- Problem
Leave out any pictures and transcribe all other data below exactly.

- Supplied material
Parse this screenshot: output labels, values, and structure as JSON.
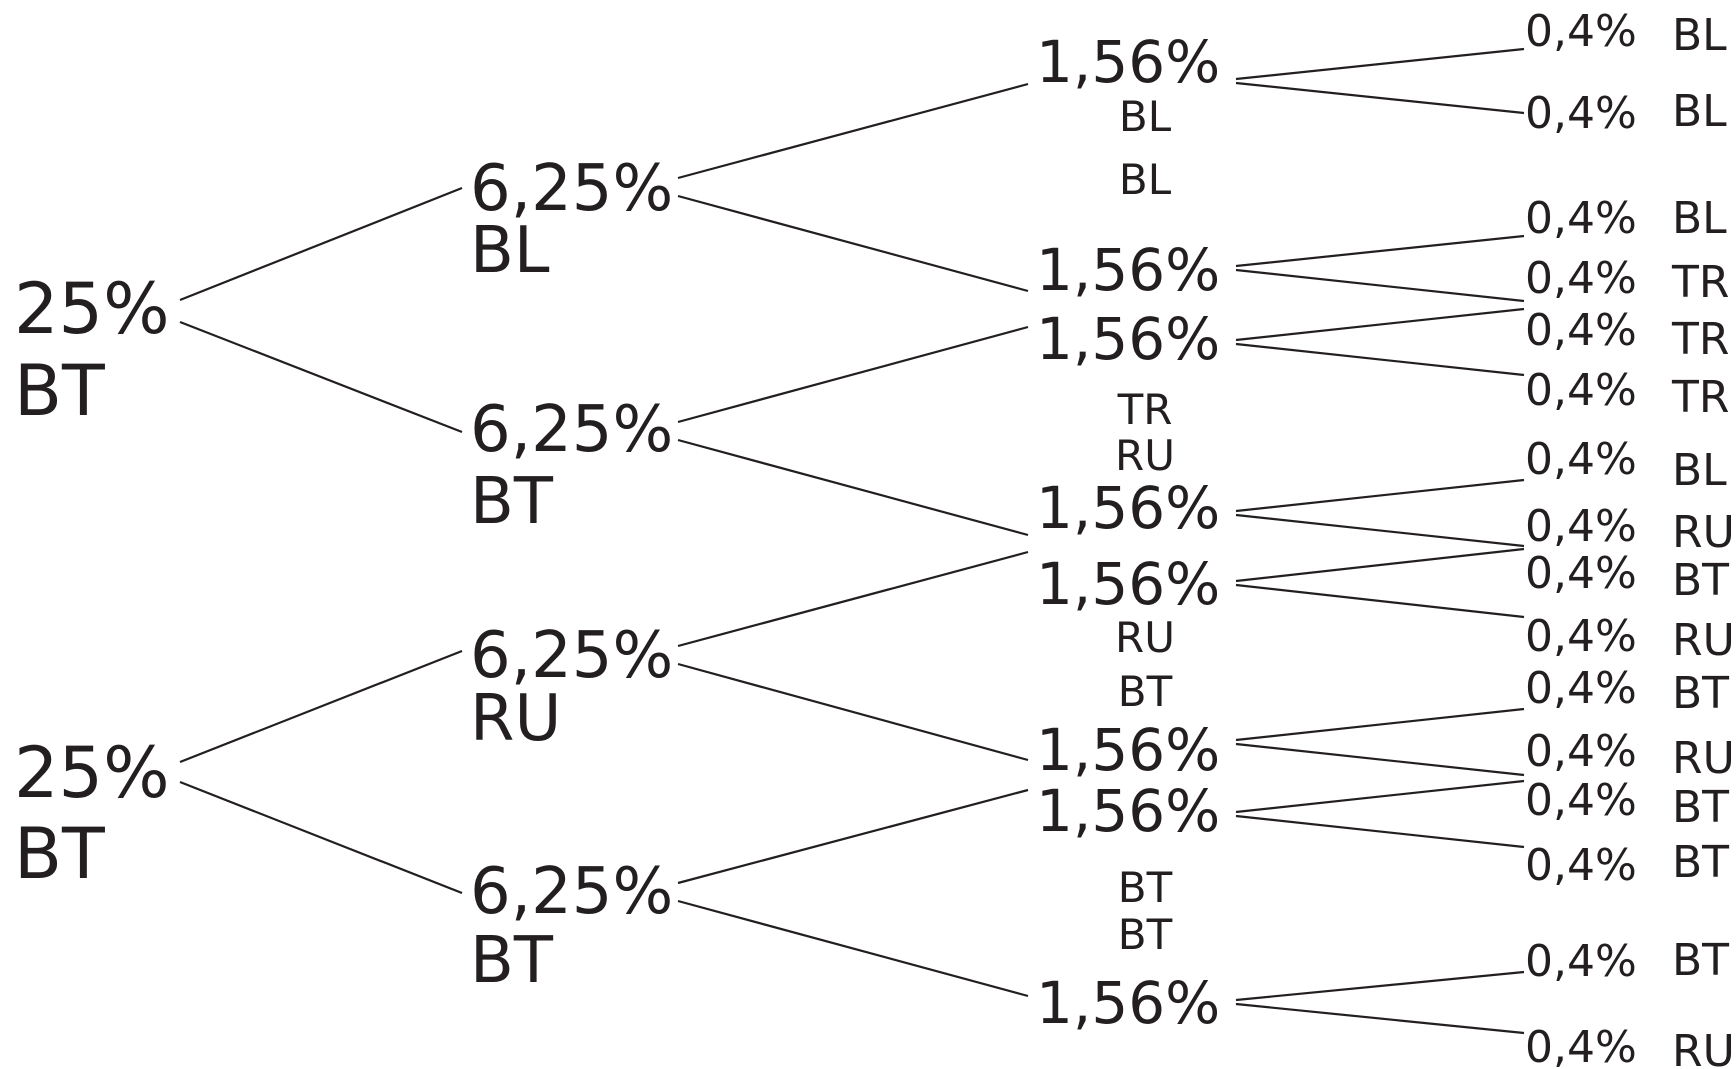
{
  "tree": {
    "root": [
      {
        "prob": "25%",
        "label": "BT"
      },
      {
        "prob": "25%",
        "label": "BT"
      }
    ],
    "level2": [
      {
        "prob": "6,25%",
        "label": "BL"
      },
      {
        "prob": "6,25%",
        "label": "BT"
      },
      {
        "prob": "6,25%",
        "label": "RU"
      },
      {
        "prob": "6,25%",
        "label": "BT"
      }
    ],
    "level3": [
      {
        "prob": "1,56%",
        "label": "BL"
      },
      {
        "prob": "1,56%",
        "label": "BL"
      },
      {
        "prob": "1,56%",
        "label": "TR"
      },
      {
        "prob": "1,56%",
        "label": "RU"
      },
      {
        "prob": "1,56%",
        "label": "RU"
      },
      {
        "prob": "1,56%",
        "label": "BT"
      },
      {
        "prob": "1,56%",
        "label": "BT"
      },
      {
        "prob": "1,56%",
        "label": "BT"
      }
    ],
    "level4": [
      {
        "prob": "0,4%",
        "label": "BL"
      },
      {
        "prob": "0,4%",
        "label": "BL"
      },
      {
        "prob": "0,4%",
        "label": "BL"
      },
      {
        "prob": "0,4%",
        "label": "TR"
      },
      {
        "prob": "0,4%",
        "label": "TR"
      },
      {
        "prob": "0,4%",
        "label": "TR"
      },
      {
        "prob": "0,4%",
        "label": "BL"
      },
      {
        "prob": "0,4%",
        "label": "RU"
      },
      {
        "prob": "0,4%",
        "label": "BT"
      },
      {
        "prob": "0,4%",
        "label": "RU"
      },
      {
        "prob": "0,4%",
        "label": "BT"
      },
      {
        "prob": "0,4%",
        "label": "RU"
      },
      {
        "prob": "0,4%",
        "label": "BT"
      },
      {
        "prob": "0,4%",
        "label": "BT"
      },
      {
        "prob": "0,4%",
        "label": "BT"
      },
      {
        "prob": "0,4%",
        "label": "RU"
      }
    ]
  }
}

- Exercise output
Parse this screenshot: output labels, values, and structure as JSON.
{
  "tree": {
    "root": [
      {
        "prob": "25%",
        "label": "BT"
      },
      {
        "prob": "25%",
        "label": "BT"
      }
    ],
    "level2": [
      {
        "prob": "6,25%",
        "label": "BL"
      },
      {
        "prob": "6,25%",
        "label": "BT"
      },
      {
        "prob": "6,25%",
        "label": "RU"
      },
      {
        "prob": "6,25%",
        "label": "BT"
      }
    ],
    "level3": [
      {
        "prob": "1,56%",
        "label": "BL"
      },
      {
        "prob": "1,56%",
        "label": "BL"
      },
      {
        "prob": "1,56%",
        "label": "TR"
      },
      {
        "prob": "1,56%",
        "label": "RU"
      },
      {
        "prob": "1,56%",
        "label": "RU"
      },
      {
        "prob": "1,56%",
        "label": "BT"
      },
      {
        "prob": "1,56%",
        "label": "BT"
      },
      {
        "prob": "1,56%",
        "label": "BT"
      }
    ],
    "level4": [
      {
        "prob": "0,4%",
        "label": "BL"
      },
      {
        "prob": "0,4%",
        "label": "BL"
      },
      {
        "prob": "0,4%",
        "label": "BL"
      },
      {
        "prob": "0,4%",
        "label": "TR"
      },
      {
        "prob": "0,4%",
        "label": "TR"
      },
      {
        "prob": "0,4%",
        "label": "TR"
      },
      {
        "prob": "0,4%",
        "label": "BL"
      },
      {
        "prob": "0,4%",
        "label": "RU"
      },
      {
        "prob": "0,4%",
        "label": "BT"
      },
      {
        "prob": "0,4%",
        "label": "RU"
      },
      {
        "prob": "0,4%",
        "label": "BT"
      },
      {
        "prob": "0,4%",
        "label": "RU"
      },
      {
        "prob": "0,4%",
        "label": "BT"
      },
      {
        "prob": "0,4%",
        "label": "BT"
      },
      {
        "prob": "0,4%",
        "label": "BT"
      },
      {
        "prob": "0,4%",
        "label": "RU"
      }
    ]
  }
}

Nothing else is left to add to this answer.